- **Dataset extract**:
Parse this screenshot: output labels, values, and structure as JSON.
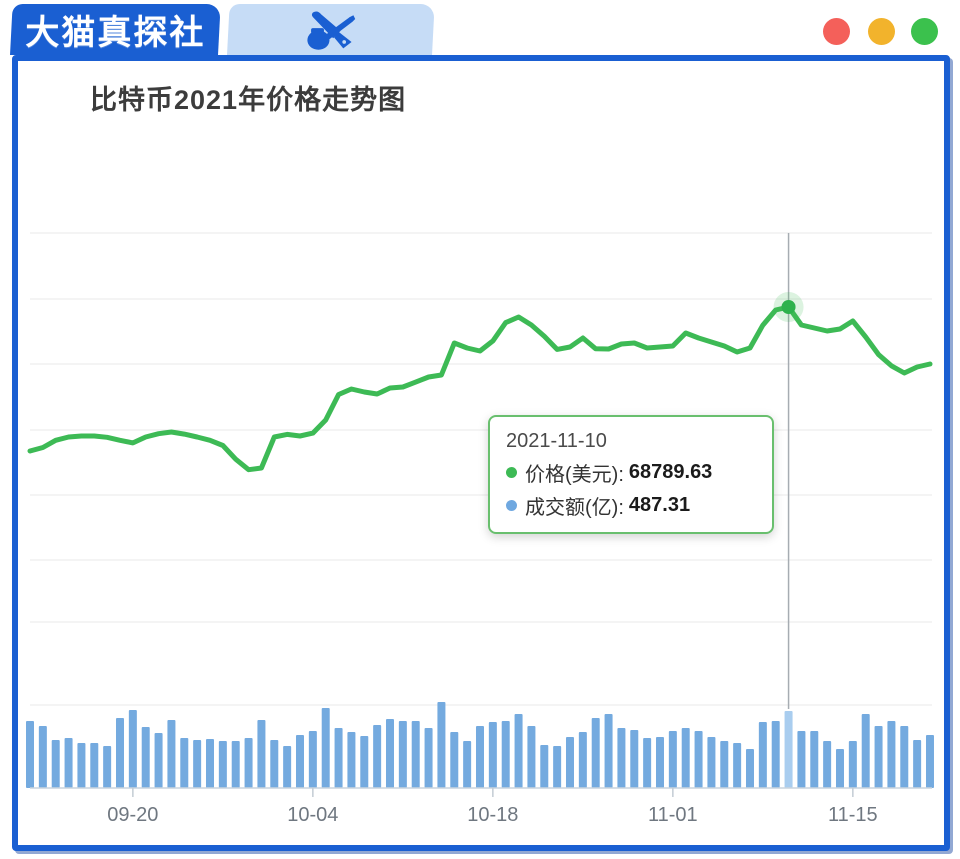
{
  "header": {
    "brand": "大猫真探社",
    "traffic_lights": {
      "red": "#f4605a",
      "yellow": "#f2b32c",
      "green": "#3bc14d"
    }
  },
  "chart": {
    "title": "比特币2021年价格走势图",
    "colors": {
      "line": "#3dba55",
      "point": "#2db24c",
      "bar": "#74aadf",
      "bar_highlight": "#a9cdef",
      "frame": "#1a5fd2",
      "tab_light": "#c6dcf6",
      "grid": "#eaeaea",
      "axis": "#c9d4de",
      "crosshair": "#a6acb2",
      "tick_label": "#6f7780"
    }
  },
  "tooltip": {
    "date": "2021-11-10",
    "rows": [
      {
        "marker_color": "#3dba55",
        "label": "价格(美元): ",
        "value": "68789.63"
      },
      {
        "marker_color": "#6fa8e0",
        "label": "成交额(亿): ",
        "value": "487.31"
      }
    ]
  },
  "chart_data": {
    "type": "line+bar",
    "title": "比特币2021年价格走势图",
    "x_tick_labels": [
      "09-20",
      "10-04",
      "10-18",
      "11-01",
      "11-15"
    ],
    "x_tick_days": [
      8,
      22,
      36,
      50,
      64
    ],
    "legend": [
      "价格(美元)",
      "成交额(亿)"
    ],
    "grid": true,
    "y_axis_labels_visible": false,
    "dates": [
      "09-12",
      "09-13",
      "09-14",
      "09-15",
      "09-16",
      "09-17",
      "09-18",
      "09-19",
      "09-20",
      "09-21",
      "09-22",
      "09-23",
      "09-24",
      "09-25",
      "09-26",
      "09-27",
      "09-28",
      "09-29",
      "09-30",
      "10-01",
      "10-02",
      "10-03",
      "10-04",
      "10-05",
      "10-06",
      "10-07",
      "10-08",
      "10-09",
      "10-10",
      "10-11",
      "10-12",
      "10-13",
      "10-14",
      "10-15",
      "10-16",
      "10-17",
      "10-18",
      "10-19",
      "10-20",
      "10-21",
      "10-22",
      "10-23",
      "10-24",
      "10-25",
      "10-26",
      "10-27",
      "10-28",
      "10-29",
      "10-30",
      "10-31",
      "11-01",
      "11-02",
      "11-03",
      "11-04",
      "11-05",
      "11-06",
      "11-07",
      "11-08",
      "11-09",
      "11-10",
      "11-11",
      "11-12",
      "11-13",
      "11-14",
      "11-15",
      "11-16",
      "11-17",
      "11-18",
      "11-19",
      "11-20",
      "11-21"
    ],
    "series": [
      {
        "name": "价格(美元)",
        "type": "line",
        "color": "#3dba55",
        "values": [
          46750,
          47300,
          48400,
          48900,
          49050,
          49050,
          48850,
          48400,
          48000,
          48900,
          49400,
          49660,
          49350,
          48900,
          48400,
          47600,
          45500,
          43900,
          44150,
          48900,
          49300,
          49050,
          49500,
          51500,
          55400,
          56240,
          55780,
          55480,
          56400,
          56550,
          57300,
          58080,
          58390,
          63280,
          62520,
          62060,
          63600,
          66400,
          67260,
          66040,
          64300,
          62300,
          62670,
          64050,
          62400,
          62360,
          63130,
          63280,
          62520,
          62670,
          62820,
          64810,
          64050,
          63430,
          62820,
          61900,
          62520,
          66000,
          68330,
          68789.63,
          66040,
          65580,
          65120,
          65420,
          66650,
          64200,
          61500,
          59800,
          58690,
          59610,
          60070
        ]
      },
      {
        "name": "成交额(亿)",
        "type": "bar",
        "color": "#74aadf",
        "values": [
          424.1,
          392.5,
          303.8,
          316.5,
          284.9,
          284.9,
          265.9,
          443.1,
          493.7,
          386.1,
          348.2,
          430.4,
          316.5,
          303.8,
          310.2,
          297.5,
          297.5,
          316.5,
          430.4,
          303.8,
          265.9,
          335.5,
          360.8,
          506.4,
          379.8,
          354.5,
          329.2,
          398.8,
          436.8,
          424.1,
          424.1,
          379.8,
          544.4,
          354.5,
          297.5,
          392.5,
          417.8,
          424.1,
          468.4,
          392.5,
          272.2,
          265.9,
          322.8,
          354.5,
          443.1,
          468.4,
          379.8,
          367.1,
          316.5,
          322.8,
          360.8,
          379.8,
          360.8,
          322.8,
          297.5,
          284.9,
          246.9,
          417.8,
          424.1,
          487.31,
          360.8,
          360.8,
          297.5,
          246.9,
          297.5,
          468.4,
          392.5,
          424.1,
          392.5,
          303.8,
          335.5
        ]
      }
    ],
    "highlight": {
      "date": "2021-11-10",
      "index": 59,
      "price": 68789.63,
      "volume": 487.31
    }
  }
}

- **What you are asked to do**: Your task is an exact transcription of all the data, minus the pictures.

- **Solution to the exercise**:
Parse this screenshot: output labels, values, and structure as JSON.
{
  "header": {
    "brand": "大猫真探社",
    "traffic_lights": {
      "red": "#f4605a",
      "yellow": "#f2b32c",
      "green": "#3bc14d"
    }
  },
  "chart": {
    "title": "比特币2021年价格走势图",
    "colors": {
      "line": "#3dba55",
      "point": "#2db24c",
      "bar": "#74aadf",
      "bar_highlight": "#a9cdef",
      "frame": "#1a5fd2",
      "tab_light": "#c6dcf6",
      "grid": "#eaeaea",
      "axis": "#c9d4de",
      "crosshair": "#a6acb2",
      "tick_label": "#6f7780"
    }
  },
  "tooltip": {
    "date": "2021-11-10",
    "rows": [
      {
        "marker_color": "#3dba55",
        "label": "价格(美元): ",
        "value": "68789.63"
      },
      {
        "marker_color": "#6fa8e0",
        "label": "成交额(亿): ",
        "value": "487.31"
      }
    ]
  },
  "chart_data": {
    "type": "line+bar",
    "title": "比特币2021年价格走势图",
    "x_tick_labels": [
      "09-20",
      "10-04",
      "10-18",
      "11-01",
      "11-15"
    ],
    "x_tick_days": [
      8,
      22,
      36,
      50,
      64
    ],
    "legend": [
      "价格(美元)",
      "成交额(亿)"
    ],
    "grid": true,
    "y_axis_labels_visible": false,
    "dates": [
      "09-12",
      "09-13",
      "09-14",
      "09-15",
      "09-16",
      "09-17",
      "09-18",
      "09-19",
      "09-20",
      "09-21",
      "09-22",
      "09-23",
      "09-24",
      "09-25",
      "09-26",
      "09-27",
      "09-28",
      "09-29",
      "09-30",
      "10-01",
      "10-02",
      "10-03",
      "10-04",
      "10-05",
      "10-06",
      "10-07",
      "10-08",
      "10-09",
      "10-10",
      "10-11",
      "10-12",
      "10-13",
      "10-14",
      "10-15",
      "10-16",
      "10-17",
      "10-18",
      "10-19",
      "10-20",
      "10-21",
      "10-22",
      "10-23",
      "10-24",
      "10-25",
      "10-26",
      "10-27",
      "10-28",
      "10-29",
      "10-30",
      "10-31",
      "11-01",
      "11-02",
      "11-03",
      "11-04",
      "11-05",
      "11-06",
      "11-07",
      "11-08",
      "11-09",
      "11-10",
      "11-11",
      "11-12",
      "11-13",
      "11-14",
      "11-15",
      "11-16",
      "11-17",
      "11-18",
      "11-19",
      "11-20",
      "11-21"
    ],
    "series": [
      {
        "name": "价格(美元)",
        "type": "line",
        "color": "#3dba55",
        "values": [
          46750,
          47300,
          48400,
          48900,
          49050,
          49050,
          48850,
          48400,
          48000,
          48900,
          49400,
          49660,
          49350,
          48900,
          48400,
          47600,
          45500,
          43900,
          44150,
          48900,
          49300,
          49050,
          49500,
          51500,
          55400,
          56240,
          55780,
          55480,
          56400,
          56550,
          57300,
          58080,
          58390,
          63280,
          62520,
          62060,
          63600,
          66400,
          67260,
          66040,
          64300,
          62300,
          62670,
          64050,
          62400,
          62360,
          63130,
          63280,
          62520,
          62670,
          62820,
          64810,
          64050,
          63430,
          62820,
          61900,
          62520,
          66000,
          68330,
          68789.63,
          66040,
          65580,
          65120,
          65420,
          66650,
          64200,
          61500,
          59800,
          58690,
          59610,
          60070
        ]
      },
      {
        "name": "成交额(亿)",
        "type": "bar",
        "color": "#74aadf",
        "values": [
          424.1,
          392.5,
          303.8,
          316.5,
          284.9,
          284.9,
          265.9,
          443.1,
          493.7,
          386.1,
          348.2,
          430.4,
          316.5,
          303.8,
          310.2,
          297.5,
          297.5,
          316.5,
          430.4,
          303.8,
          265.9,
          335.5,
          360.8,
          506.4,
          379.8,
          354.5,
          329.2,
          398.8,
          436.8,
          424.1,
          424.1,
          379.8,
          544.4,
          354.5,
          297.5,
          392.5,
          417.8,
          424.1,
          468.4,
          392.5,
          272.2,
          265.9,
          322.8,
          354.5,
          443.1,
          468.4,
          379.8,
          367.1,
          316.5,
          322.8,
          360.8,
          379.8,
          360.8,
          322.8,
          297.5,
          284.9,
          246.9,
          417.8,
          424.1,
          487.31,
          360.8,
          360.8,
          297.5,
          246.9,
          297.5,
          468.4,
          392.5,
          424.1,
          392.5,
          303.8,
          335.5
        ]
      }
    ],
    "highlight": {
      "date": "2021-11-10",
      "index": 59,
      "price": 68789.63,
      "volume": 487.31
    }
  }
}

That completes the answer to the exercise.